* _Short task_
From the entries below, extract every line that includes the word "start".

/---

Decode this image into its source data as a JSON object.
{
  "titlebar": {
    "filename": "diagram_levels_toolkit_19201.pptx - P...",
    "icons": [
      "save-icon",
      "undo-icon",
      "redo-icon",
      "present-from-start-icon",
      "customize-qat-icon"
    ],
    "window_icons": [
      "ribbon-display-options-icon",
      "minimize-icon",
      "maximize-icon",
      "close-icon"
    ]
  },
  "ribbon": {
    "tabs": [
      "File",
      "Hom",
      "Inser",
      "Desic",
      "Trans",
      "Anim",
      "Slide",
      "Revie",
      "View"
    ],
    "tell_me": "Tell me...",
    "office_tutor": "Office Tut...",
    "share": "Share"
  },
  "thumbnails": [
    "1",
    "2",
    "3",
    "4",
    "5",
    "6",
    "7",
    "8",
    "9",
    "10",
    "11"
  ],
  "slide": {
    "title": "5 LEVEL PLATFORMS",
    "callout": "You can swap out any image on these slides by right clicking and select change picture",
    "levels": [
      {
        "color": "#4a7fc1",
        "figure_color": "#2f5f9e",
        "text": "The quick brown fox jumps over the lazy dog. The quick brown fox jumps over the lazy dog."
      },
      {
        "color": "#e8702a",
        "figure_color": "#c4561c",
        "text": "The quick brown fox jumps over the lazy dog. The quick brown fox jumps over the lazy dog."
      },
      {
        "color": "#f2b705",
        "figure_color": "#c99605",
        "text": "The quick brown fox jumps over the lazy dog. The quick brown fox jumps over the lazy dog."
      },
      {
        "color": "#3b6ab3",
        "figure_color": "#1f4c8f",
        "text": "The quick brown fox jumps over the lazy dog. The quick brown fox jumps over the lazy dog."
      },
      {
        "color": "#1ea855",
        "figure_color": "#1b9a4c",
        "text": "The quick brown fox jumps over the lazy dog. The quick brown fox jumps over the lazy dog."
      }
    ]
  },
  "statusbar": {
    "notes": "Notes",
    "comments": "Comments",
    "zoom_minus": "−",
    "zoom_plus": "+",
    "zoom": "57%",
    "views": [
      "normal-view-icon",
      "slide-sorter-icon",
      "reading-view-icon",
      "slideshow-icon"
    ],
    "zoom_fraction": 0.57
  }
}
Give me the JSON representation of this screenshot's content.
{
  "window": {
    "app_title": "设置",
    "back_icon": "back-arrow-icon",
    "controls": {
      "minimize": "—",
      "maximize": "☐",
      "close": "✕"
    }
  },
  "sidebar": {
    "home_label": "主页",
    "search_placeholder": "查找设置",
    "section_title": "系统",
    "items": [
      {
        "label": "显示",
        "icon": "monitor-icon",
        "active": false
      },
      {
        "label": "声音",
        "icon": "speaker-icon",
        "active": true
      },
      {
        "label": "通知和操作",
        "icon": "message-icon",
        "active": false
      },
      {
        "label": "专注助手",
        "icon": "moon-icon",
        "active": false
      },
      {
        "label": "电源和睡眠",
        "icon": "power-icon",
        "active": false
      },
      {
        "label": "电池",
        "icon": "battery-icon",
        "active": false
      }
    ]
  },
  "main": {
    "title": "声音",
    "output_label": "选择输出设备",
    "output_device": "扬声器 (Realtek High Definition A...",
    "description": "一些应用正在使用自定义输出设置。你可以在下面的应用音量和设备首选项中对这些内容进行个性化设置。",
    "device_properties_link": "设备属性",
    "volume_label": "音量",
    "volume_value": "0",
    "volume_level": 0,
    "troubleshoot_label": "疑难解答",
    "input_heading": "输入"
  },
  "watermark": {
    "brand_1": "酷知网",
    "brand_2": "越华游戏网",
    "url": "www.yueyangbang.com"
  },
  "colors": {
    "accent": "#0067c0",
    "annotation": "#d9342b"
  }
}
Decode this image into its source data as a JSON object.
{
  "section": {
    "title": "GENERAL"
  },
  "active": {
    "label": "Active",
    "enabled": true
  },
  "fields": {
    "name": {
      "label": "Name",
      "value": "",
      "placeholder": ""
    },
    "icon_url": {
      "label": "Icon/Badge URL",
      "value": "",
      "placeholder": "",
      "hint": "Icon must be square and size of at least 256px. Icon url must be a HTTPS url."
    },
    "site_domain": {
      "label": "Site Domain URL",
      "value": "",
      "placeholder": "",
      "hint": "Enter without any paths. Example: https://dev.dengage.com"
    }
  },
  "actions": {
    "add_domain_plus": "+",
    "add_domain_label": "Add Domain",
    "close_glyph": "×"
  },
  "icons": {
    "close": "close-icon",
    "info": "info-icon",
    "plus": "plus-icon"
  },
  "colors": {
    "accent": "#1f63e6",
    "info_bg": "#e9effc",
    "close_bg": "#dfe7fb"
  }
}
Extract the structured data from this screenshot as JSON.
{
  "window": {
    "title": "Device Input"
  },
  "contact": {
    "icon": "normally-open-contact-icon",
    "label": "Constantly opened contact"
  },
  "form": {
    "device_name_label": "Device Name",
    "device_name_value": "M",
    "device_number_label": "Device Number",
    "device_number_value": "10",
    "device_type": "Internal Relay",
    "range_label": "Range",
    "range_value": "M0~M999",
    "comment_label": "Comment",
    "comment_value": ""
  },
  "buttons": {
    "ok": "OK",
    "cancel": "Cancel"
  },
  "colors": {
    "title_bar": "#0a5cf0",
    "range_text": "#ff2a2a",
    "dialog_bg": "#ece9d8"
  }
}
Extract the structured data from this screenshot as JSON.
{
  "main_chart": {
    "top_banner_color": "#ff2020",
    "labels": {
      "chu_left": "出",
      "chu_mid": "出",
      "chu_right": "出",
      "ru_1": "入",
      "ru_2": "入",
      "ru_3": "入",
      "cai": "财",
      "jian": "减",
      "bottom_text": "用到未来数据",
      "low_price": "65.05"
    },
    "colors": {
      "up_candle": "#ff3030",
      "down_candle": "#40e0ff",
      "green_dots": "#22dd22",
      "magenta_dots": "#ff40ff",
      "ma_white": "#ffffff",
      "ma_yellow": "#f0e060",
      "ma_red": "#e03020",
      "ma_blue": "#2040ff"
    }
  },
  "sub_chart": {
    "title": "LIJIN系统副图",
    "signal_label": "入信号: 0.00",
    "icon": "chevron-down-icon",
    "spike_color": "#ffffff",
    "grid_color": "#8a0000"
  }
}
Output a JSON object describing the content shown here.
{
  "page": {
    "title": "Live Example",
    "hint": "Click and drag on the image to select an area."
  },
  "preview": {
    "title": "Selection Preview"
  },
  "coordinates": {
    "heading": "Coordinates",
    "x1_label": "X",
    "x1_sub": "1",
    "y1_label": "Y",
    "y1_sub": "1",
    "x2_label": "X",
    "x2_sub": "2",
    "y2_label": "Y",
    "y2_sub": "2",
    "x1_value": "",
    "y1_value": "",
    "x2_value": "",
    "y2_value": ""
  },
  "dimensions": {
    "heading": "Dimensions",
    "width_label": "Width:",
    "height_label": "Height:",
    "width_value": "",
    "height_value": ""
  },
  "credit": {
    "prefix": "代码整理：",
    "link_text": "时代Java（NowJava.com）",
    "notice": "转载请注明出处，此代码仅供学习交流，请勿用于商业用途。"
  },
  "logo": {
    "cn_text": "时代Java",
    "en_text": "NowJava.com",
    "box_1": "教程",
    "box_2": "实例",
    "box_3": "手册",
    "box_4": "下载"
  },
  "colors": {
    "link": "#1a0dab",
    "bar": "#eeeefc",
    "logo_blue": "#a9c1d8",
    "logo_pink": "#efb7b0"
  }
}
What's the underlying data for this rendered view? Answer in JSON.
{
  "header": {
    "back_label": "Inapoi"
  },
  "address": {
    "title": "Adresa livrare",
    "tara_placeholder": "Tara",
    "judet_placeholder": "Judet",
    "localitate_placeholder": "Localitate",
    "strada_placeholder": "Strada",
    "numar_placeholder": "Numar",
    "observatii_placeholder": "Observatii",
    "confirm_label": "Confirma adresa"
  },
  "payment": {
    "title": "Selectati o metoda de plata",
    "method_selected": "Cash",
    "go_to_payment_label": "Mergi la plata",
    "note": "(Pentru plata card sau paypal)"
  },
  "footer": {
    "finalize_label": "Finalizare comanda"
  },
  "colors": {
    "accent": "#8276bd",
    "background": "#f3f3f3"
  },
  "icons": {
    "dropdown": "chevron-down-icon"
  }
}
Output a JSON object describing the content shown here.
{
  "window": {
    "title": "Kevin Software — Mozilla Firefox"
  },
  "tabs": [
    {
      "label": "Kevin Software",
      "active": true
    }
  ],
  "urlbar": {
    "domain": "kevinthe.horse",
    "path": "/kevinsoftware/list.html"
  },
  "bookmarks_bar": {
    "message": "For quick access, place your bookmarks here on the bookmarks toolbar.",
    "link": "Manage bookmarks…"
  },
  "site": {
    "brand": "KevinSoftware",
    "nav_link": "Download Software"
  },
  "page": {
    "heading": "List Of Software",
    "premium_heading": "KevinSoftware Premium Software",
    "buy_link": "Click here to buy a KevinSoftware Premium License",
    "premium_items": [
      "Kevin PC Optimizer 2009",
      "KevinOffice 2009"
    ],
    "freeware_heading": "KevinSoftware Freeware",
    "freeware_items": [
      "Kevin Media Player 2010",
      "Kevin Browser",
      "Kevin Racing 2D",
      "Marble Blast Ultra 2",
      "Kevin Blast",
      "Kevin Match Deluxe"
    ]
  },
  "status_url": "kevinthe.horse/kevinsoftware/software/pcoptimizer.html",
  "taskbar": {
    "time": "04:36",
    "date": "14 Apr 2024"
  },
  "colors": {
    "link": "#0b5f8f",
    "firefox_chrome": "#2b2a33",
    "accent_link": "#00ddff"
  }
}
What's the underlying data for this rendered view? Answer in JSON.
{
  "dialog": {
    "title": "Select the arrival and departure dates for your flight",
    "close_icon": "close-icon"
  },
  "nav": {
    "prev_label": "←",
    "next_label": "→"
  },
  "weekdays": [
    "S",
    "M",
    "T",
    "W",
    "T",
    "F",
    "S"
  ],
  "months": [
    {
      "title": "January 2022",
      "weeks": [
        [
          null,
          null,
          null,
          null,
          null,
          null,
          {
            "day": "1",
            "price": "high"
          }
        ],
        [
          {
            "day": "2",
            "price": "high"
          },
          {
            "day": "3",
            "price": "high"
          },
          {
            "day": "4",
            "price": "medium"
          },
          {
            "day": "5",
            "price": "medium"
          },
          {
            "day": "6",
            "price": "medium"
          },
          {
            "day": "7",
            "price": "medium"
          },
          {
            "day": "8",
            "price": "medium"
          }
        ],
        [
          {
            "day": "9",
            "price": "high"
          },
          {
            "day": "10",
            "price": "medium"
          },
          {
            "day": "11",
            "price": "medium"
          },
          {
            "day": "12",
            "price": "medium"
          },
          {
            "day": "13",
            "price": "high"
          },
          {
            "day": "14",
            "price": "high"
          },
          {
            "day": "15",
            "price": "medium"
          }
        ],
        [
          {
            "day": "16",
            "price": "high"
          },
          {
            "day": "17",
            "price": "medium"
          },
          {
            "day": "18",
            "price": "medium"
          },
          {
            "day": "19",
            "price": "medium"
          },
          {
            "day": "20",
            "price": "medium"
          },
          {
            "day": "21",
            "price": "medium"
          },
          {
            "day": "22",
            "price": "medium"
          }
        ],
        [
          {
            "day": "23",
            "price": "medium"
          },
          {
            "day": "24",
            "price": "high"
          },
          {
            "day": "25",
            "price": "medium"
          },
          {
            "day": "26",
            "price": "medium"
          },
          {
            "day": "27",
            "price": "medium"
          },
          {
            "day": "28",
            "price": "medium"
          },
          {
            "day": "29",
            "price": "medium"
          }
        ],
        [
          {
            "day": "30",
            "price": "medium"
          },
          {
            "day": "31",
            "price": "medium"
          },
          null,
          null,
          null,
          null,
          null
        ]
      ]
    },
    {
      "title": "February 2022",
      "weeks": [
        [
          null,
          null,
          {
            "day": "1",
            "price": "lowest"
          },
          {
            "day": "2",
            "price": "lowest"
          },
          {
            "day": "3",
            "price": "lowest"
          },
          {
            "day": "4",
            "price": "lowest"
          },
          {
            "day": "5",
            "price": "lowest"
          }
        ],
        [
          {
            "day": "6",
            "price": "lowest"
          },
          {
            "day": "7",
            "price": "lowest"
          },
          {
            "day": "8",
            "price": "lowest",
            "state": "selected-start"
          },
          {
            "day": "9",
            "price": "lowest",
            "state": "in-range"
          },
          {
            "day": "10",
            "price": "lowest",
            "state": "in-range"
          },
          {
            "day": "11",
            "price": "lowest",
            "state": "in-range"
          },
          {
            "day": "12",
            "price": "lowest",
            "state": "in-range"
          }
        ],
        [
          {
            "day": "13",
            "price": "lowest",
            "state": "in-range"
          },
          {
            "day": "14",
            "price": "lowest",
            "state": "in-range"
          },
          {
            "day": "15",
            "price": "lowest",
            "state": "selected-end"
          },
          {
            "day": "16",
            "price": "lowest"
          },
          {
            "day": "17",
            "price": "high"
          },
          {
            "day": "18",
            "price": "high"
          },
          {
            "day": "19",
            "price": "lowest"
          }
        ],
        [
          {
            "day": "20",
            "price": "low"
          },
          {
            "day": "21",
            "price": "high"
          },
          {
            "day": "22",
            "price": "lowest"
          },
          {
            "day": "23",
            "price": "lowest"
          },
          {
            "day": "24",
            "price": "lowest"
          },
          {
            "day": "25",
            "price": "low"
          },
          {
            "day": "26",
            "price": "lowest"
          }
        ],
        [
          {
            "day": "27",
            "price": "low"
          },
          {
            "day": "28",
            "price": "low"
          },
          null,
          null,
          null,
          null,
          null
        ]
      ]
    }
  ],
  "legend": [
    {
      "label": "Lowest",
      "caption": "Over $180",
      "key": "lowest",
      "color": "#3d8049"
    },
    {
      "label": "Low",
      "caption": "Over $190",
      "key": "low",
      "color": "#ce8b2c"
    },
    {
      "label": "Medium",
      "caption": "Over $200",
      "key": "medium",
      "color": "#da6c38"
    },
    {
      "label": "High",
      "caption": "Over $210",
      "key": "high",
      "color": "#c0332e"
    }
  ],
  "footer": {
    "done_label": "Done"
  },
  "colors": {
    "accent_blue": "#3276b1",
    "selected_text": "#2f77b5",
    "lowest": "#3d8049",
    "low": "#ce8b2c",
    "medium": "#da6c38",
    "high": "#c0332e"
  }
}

\---

* _Worked answer_
      "present-from-start-icon",
            "state": "selected-start"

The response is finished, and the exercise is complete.